Box annotation data
▽

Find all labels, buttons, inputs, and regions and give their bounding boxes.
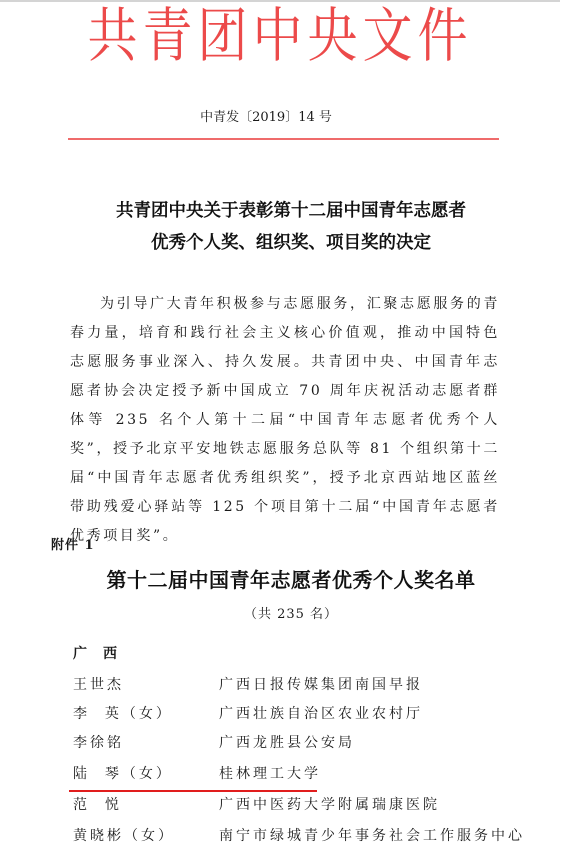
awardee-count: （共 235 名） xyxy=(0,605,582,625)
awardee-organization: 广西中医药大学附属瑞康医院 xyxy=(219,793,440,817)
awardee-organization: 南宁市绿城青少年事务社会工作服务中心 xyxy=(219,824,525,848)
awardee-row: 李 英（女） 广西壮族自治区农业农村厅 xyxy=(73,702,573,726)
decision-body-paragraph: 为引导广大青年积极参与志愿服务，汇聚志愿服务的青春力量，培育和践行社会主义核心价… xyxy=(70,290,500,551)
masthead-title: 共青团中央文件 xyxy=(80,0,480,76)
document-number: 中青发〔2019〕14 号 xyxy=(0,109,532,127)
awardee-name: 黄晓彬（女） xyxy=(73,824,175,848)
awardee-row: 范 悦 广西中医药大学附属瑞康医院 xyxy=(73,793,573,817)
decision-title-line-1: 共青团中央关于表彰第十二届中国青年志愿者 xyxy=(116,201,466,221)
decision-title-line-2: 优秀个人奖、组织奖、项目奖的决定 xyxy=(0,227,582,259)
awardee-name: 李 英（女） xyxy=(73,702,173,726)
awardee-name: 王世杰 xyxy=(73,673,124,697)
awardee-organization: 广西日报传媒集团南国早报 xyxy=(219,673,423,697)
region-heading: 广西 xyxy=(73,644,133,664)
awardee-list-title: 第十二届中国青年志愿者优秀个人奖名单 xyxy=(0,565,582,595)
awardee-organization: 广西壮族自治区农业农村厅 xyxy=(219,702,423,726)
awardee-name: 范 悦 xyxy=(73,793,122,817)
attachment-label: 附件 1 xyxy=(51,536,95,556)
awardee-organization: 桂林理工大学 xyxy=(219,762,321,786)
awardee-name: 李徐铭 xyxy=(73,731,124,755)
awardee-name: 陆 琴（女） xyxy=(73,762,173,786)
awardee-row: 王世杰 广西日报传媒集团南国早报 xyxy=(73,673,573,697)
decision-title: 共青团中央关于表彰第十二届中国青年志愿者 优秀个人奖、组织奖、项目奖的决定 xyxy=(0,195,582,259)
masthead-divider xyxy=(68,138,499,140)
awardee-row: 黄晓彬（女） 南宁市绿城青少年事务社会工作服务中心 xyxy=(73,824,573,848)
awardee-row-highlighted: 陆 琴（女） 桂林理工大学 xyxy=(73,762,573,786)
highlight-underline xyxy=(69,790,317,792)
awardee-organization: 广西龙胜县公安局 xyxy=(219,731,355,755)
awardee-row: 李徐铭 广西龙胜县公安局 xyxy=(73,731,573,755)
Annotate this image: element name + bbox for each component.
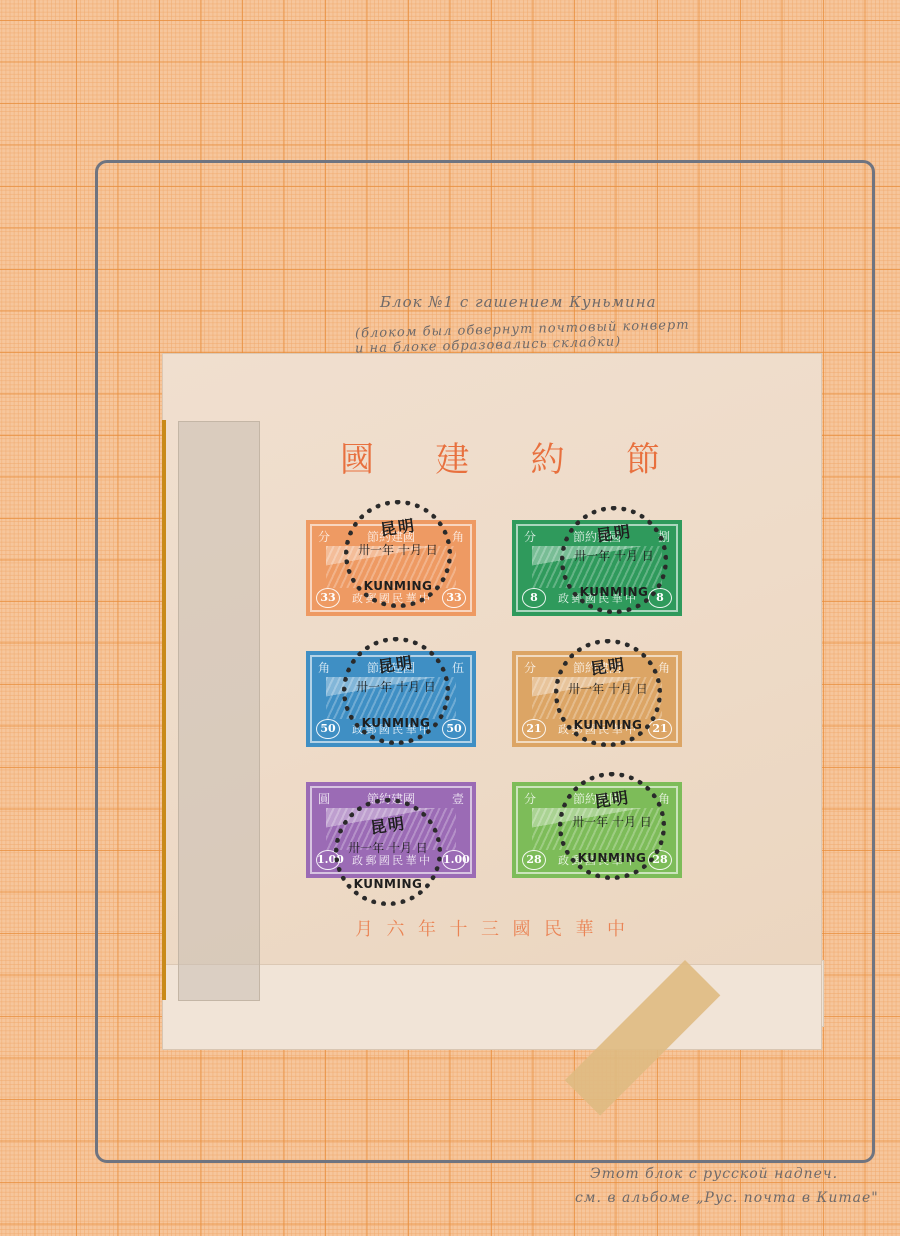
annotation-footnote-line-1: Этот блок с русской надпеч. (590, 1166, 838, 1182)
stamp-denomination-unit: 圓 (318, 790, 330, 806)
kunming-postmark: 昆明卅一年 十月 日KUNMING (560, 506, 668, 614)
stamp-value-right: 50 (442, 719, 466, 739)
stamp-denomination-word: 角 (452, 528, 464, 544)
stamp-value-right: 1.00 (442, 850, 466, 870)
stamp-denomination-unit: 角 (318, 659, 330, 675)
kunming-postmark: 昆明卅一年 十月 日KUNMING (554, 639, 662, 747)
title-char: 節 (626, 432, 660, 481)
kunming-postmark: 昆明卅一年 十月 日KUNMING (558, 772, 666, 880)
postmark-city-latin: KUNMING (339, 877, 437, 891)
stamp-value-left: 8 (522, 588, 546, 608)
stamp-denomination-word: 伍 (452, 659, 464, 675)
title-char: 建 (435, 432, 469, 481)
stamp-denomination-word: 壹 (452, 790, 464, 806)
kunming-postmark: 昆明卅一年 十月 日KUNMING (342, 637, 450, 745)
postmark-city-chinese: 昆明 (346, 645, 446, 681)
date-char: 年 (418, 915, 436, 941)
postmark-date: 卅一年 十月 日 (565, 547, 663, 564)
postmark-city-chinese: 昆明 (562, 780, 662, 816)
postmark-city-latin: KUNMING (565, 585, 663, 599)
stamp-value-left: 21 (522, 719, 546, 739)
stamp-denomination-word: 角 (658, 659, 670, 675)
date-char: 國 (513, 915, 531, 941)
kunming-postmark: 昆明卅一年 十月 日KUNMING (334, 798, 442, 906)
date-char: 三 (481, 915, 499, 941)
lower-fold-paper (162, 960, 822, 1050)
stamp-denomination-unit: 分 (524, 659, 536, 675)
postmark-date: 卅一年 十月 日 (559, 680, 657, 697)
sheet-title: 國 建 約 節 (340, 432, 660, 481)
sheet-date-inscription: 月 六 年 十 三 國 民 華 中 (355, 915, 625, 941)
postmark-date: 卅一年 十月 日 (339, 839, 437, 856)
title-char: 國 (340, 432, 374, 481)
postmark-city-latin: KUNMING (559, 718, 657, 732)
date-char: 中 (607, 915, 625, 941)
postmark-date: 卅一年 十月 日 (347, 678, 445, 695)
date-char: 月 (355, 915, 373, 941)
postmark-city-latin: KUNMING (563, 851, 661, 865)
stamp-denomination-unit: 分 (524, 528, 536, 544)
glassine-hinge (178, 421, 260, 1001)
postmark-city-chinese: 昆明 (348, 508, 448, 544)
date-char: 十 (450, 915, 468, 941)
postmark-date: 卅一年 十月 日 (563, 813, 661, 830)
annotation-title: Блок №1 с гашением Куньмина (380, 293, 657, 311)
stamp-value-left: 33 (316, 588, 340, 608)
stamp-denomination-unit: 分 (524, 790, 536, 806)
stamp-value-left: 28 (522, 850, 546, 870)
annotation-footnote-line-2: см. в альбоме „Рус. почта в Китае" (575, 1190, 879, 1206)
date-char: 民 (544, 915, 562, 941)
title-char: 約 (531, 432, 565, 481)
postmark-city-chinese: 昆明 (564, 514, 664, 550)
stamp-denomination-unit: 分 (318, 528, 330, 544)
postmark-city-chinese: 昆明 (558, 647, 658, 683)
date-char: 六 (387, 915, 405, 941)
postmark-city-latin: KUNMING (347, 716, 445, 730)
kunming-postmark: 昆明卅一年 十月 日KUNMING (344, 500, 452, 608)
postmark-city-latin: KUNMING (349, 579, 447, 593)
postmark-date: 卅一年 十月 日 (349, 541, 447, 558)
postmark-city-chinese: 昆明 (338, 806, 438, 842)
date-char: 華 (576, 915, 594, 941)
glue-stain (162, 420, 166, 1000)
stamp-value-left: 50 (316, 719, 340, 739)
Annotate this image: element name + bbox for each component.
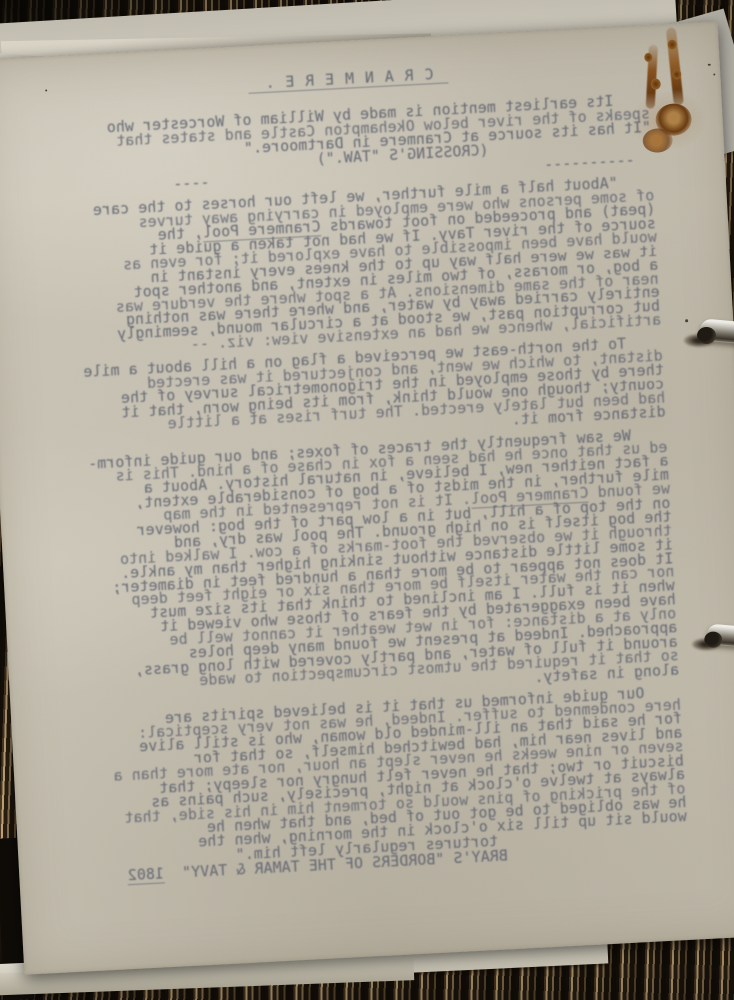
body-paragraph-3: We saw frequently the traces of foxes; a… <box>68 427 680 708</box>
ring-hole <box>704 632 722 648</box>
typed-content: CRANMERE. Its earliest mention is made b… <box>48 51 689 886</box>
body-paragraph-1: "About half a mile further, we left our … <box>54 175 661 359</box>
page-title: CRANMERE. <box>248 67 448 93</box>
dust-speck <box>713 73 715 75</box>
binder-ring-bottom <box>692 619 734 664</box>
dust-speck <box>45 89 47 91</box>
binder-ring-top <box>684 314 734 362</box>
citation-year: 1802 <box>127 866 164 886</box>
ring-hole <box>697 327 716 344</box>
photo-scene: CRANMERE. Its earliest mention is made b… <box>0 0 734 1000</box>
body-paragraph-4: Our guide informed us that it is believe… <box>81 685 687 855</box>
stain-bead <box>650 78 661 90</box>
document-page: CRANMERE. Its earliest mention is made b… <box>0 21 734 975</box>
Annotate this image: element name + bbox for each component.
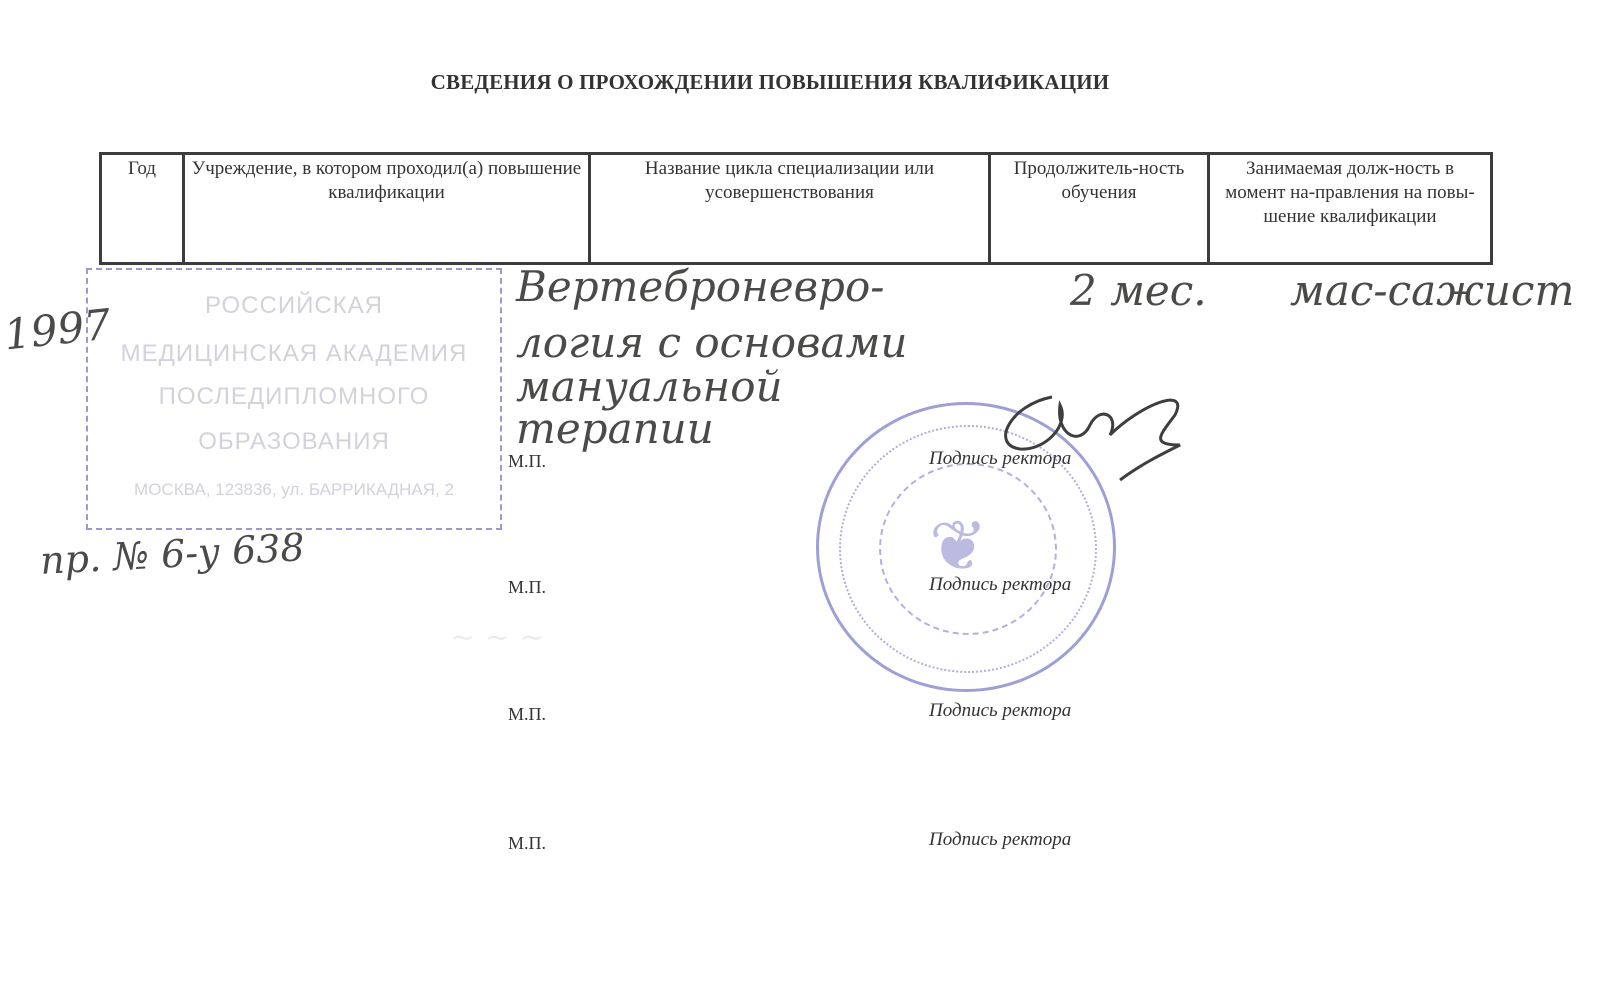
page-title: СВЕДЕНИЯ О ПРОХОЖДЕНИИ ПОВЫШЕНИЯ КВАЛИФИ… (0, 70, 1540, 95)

△

Please echo every line of the listing above verbatim, leaving out the pictures.

→ **WRITTEN SOLUTION**:
Find all labels, buttons, inputs, and regions and give their bounding boxes.
awardee-count: （共 235 名） xyxy=(0,605,582,625)
awardee-organization: 广西中医药大学附属瑞康医院 xyxy=(219,793,440,817)
awardee-organization: 南宁市绿城青少年事务社会工作服务中心 xyxy=(219,824,525,848)
awardee-row: 李 英（女） 广西壮族自治区农业农村厅 xyxy=(73,702,573,726)
decision-body-paragraph: 为引导广大青年积极参与志愿服务，汇聚志愿服务的青春力量，培育和践行社会主义核心价… xyxy=(70,290,500,551)
masthead-title: 共青团中央文件 xyxy=(80,0,480,76)
document-number: 中青发〔2019〕14 号 xyxy=(0,109,532,127)
awardee-name: 黄晓彬（女） xyxy=(73,824,175,848)
awardee-row: 范 悦 广西中医药大学附属瑞康医院 xyxy=(73,793,573,817)
decision-title-line-1: 共青团中央关于表彰第十二届中国青年志愿者 xyxy=(116,201,466,221)
decision-title-line-2: 优秀个人奖、组织奖、项目奖的决定 xyxy=(0,227,582,259)
awardee-name: 李 英（女） xyxy=(73,702,173,726)
awardee-name: 王世杰 xyxy=(73,673,124,697)
awardee-organization: 广西日报传媒集团南国早报 xyxy=(219,673,423,697)
region-heading: 广西 xyxy=(73,644,133,664)
awardee-list-title: 第十二届中国青年志愿者优秀个人奖名单 xyxy=(0,565,582,595)
awardee-organization: 广西壮族自治区农业农村厅 xyxy=(219,702,423,726)
awardee-name: 范 悦 xyxy=(73,793,122,817)
attachment-label: 附件 1 xyxy=(51,536,95,556)
awardee-organization: 桂林理工大学 xyxy=(219,762,321,786)
awardee-name: 李徐铭 xyxy=(73,731,124,755)
awardee-name: 陆 琴（女） xyxy=(73,762,173,786)
awardee-row: 王世杰 广西日报传媒集团南国早报 xyxy=(73,673,573,697)
decision-title: 共青团中央关于表彰第十二届中国青年志愿者 优秀个人奖、组织奖、项目奖的决定 xyxy=(0,195,582,259)
masthead-divider xyxy=(68,138,499,140)
awardee-row: 黄晓彬（女） 南宁市绿城青少年事务社会工作服务中心 xyxy=(73,824,573,848)
awardee-row-highlighted: 陆 琴（女） 桂林理工大学 xyxy=(73,762,573,786)
highlight-underline xyxy=(69,790,317,792)
awardee-organization: 广西龙胜县公安局 xyxy=(219,731,355,755)
awardee-row: 李徐铭 广西龙胜县公安局 xyxy=(73,731,573,755)
Annotate this image: element name + bbox for each component.
annotation-footnote-line-1: Этот блок с русской надпеч. (590, 1166, 838, 1182)
stamp-denomination-unit: 圓 (318, 790, 330, 806)
kunming-postmark: 昆明卅一年 十月 日KUNMING (560, 506, 668, 614)
stamp-value-right: 50 (442, 719, 466, 739)
stamp-denomination-word: 角 (452, 528, 464, 544)
stamp-value-right: 1.00 (442, 850, 466, 870)
stamp-denomination-unit: 角 (318, 659, 330, 675)
kunming-postmark: 昆明卅一年 十月 日KUNMING (554, 639, 662, 747)
title-char: 節 (626, 432, 660, 481)
kunming-postmark: 昆明卅一年 十月 日KUNMING (558, 772, 666, 880)
postmark-city-latin: KUNMING (339, 877, 437, 891)
stamp-value-left: 8 (522, 588, 546, 608)
stamp-denomination-word: 伍 (452, 659, 464, 675)
title-char: 建 (435, 432, 469, 481)
stamp-denomination-word: 壹 (452, 790, 464, 806)
kunming-postmark: 昆明卅一年 十月 日KUNMING (342, 637, 450, 745)
postmark-city-chinese: 昆明 (346, 645, 446, 681)
date-char: 年 (418, 915, 436, 941)
postmark-date: 卅一年 十月 日 (565, 547, 663, 564)
postmark-city-chinese: 昆明 (562, 780, 662, 816)
postmark-city-latin: KUNMING (565, 585, 663, 599)
stamp-value-left: 21 (522, 719, 546, 739)
stamp-denomination-word: 角 (658, 659, 670, 675)
date-char: 國 (513, 915, 531, 941)
kunming-postmark: 昆明卅一年 十月 日KUNMING (334, 798, 442, 906)
date-char: 三 (481, 915, 499, 941)
lower-fold-paper (162, 960, 822, 1050)
stamp-denomination-unit: 分 (524, 659, 536, 675)
postmark-date: 卅一年 十月 日 (559, 680, 657, 697)
sheet-title: 國 建 約 節 (340, 432, 660, 481)
sheet-date-inscription: 月 六 年 十 三 國 民 華 中 (355, 915, 625, 941)
postmark-date: 卅一年 十月 日 (339, 839, 437, 856)
title-char: 國 (340, 432, 374, 481)
postmark-city-latin: KUNMING (559, 718, 657, 732)
date-char: 中 (607, 915, 625, 941)
postmark-date: 卅一年 十月 日 (347, 678, 445, 695)
date-char: 月 (355, 915, 373, 941)
postmark-city-latin: KUNMING (563, 851, 661, 865)
stamp-denomination-unit: 分 (524, 528, 536, 544)
glassine-hinge (178, 421, 260, 1001)
postmark-city-chinese: 昆明 (348, 508, 448, 544)
date-char: 十 (450, 915, 468, 941)
postmark-date: 卅一年 十月 日 (563, 813, 661, 830)
annotation-title: Блок №1 с гашением Куньмина (380, 293, 657, 311)
stamp-value-left: 33 (316, 588, 340, 608)
stamp-denomination-unit: 分 (524, 790, 536, 806)
stamp-value-left: 28 (522, 850, 546, 870)
annotation-footnote-line-2: см. в альбоме „Рус. почта в Китае" (575, 1190, 879, 1206)
date-char: 民 (544, 915, 562, 941)
title-char: 約 (531, 432, 565, 481)
postmark-city-chinese: 昆明 (564, 514, 664, 550)
stamp-denomination-unit: 分 (318, 528, 330, 544)
postmark-city-chinese: 昆明 (558, 647, 658, 683)
date-char: 六 (387, 915, 405, 941)
postmark-city-latin: KUNMING (347, 716, 445, 730)
kunming-postmark: 昆明卅一年 十月 日KUNMING (344, 500, 452, 608)
postmark-city-latin: KUNMING (349, 579, 447, 593)
postmark-date: 卅一年 十月 日 (349, 541, 447, 558)
postmark-city-chinese: 昆明 (338, 806, 438, 842)
date-char: 華 (576, 915, 594, 941)
glue-stain (162, 420, 166, 1000)
stamp-value-left: 50 (316, 719, 340, 739)
Annotate this image: element name + bbox for each component.
body-paragraph-3: We saw frequently the traces of foxes; a… <box>68 427 680 708</box>
ring-hole <box>704 632 722 648</box>
typed-content: CRANMERE. Its earliest mention is made b… <box>48 51 689 886</box>
body-paragraph-1: "About half a mile further, we left our … <box>54 175 661 359</box>
page-title: CRANMERE. <box>248 67 448 93</box>
dust-speck <box>713 73 715 75</box>
binder-ring-bottom <box>692 619 734 664</box>
dust-speck <box>45 89 47 91</box>
binder-ring-top <box>684 314 734 362</box>
citation-year: 1802 <box>127 866 164 886</box>
ring-hole <box>697 327 716 344</box>
photo-scene: CRANMERE. Its earliest mention is made b… <box>0 0 734 1000</box>
body-paragraph-4: Our guide informed us that it is believe… <box>81 685 687 855</box>
stain-bead <box>650 78 661 90</box>
document-page: CRANMERE. Its earliest mention is made b… <box>0 21 734 975</box>
Annotate this image: element name + bbox for each component.
page-title: СВЕДЕНИЯ О ПРОХОЖДЕНИИ ПОВЫШЕНИЯ КВАЛИФИ… (0, 70, 1540, 95)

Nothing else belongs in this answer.